Return the material word for word. Do not include the pictures.

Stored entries
┌──
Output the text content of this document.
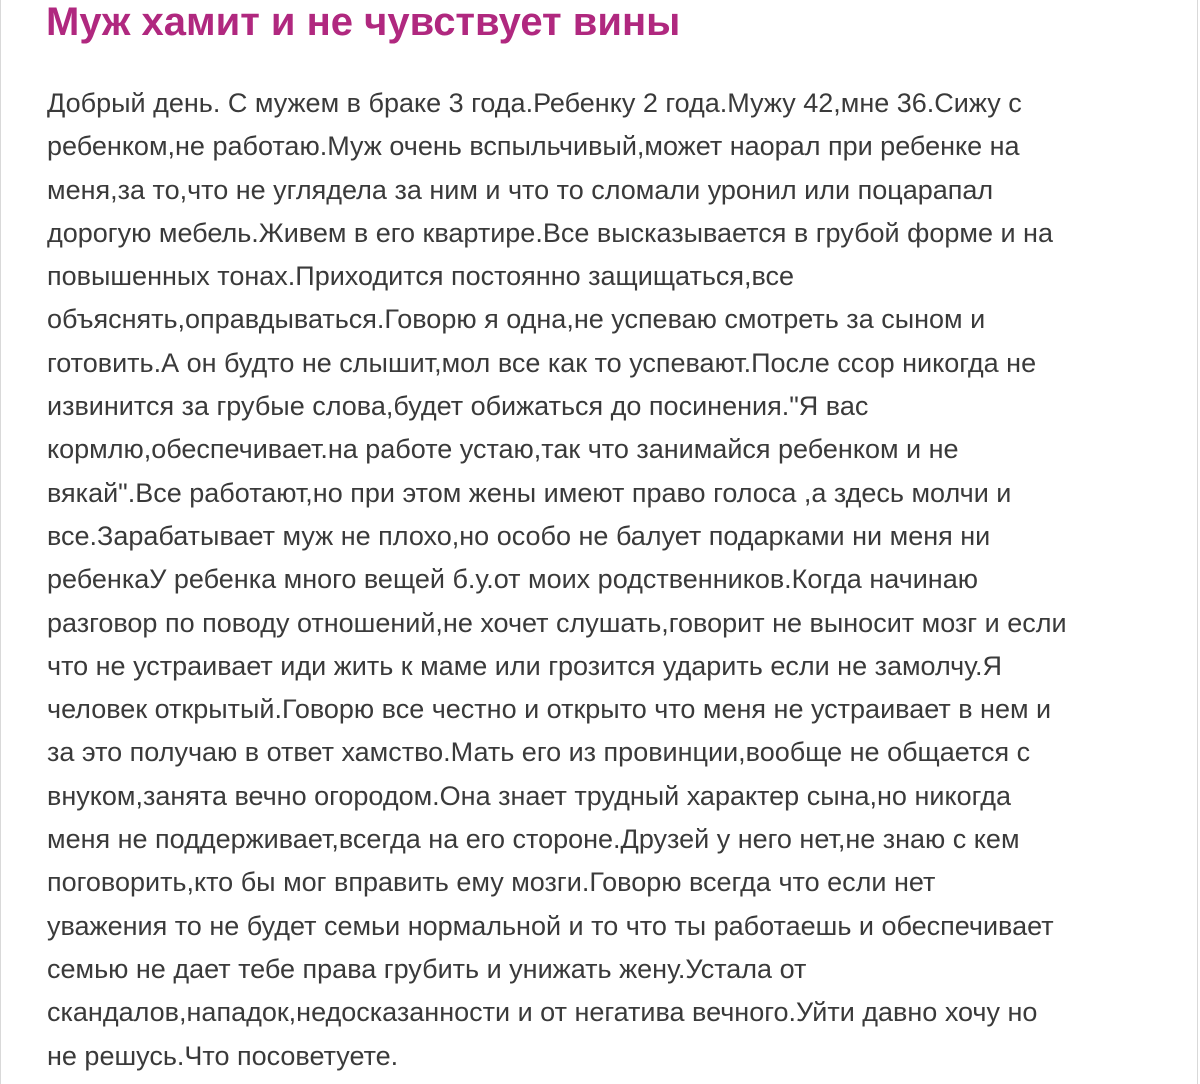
Муж хамит и не чувствует вины
Добрый день. С мужем в браке 3 года.Ребенку 2 года.Мужу 42,мне 36.Сижу с
ребенком,не работаю.Муж очень вспыльчивый,может наорал при ребенке на
меня,за то,что не углядела за ним и что то сломали уронил или поцарапал
дорогую мебель.Живем в его квартире.Все высказывается в грубой форме и на
повышенных тонах.Приходится постоянно защищаться,все
объяснять,оправдываться.Говорю я одна,не успеваю смотреть за сыном и
готовить.А он будто не слышит,мол все как то успевают.После ссор никогда не
извинится за грубые слова,будет обижаться до посинения."Я вас
кормлю,обеспечивает.на работе устаю,так что занимайся ребенком и не
вякай".Все работают,но при этом жены имеют право голоса ,а здесь молчи и
все.Зарабатывает муж не плохо,но особо не балует подарками ни меня ни
ребенкаУ ребенка много вещей б.у.от моих родственников.Когда начинаю
разговор по поводу отношений,не хочет слушать,говорит не выносит мозг и если
что не устраивает иди жить к маме или грозится ударить если не замолчу.Я
человек открытый.Говорю все честно и открыто что меня не устраивает в нем и
за это получаю в ответ хамство.Мать его из провинции,вообще не общается с
внуком,занята вечно огородом.Она знает трудный характер сына,но никогда
меня не поддерживает,всегда на его стороне.Друзей у него нет,не знаю с кем
поговорить,кто бы мог вправить ему мозги.Говорю всегда что если нет
уважения то не будет семьи нормальной и то что ты работаешь и обеспечивает
семью не дает тебе права грубить и унижать жену.Устала от
скандалов,нападок,недосказанности и от негатива вечного.Уйти давно хочу но
не решусь.Что посоветуете.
└──
- **WORKED SOLUTION**:
Output the text content of this document.
Муж хамит и не чувствует вины
Добрый день. С мужем в браке 3 года.Ребенку 2 года.Мужу 42,мне 36.Сижу с
ребенком,не работаю.Муж очень вспыльчивый,может наорал при ребенке на
меня,за то,что не углядела за ним и что то сломали уронил или поцарапал
дорогую мебель.Живем в его квартире.Все высказывается в грубой форме и на
повышенных тонах.Приходится постоянно защищаться,все
объяснять,оправдываться.Говорю я одна,не успеваю смотреть за сыном и
готовить.А он будто не слышит,мол все как то успевают.После ссор никогда не
извинится за грубые слова,будет обижаться до посинения."Я вас
кормлю,обеспечивает.на работе устаю,так что занимайся ребенком и не
вякай".Все работают,но при этом жены имеют право голоса ,а здесь молчи и
все.Зарабатывает муж не плохо,но особо не балует подарками ни меня ни
ребенкаУ ребенка много вещей б.у.от моих родственников.Когда начинаю
разговор по поводу отношений,не хочет слушать,говорит не выносит мозг и если
что не устраивает иди жить к маме или грозится ударить если не замолчу.Я
человек открытый.Говорю все честно и открыто что меня не устраивает в нем и
за это получаю в ответ хамство.Мать его из провинции,вообще не общается с
внуком,занята вечно огородом.Она знает трудный характер сына,но никогда
меня не поддерживает,всегда на его стороне.Друзей у него нет,не знаю с кем
поговорить,кто бы мог вправить ему мозги.Говорю всегда что если нет
уважения то не будет семьи нормальной и то что ты работаешь и обеспечивает
семью не дает тебе права грубить и унижать жену.Устала от
скандалов,нападок,недосказанности и от негатива вечного.Уйти давно хочу но
не решусь.Что посоветуете.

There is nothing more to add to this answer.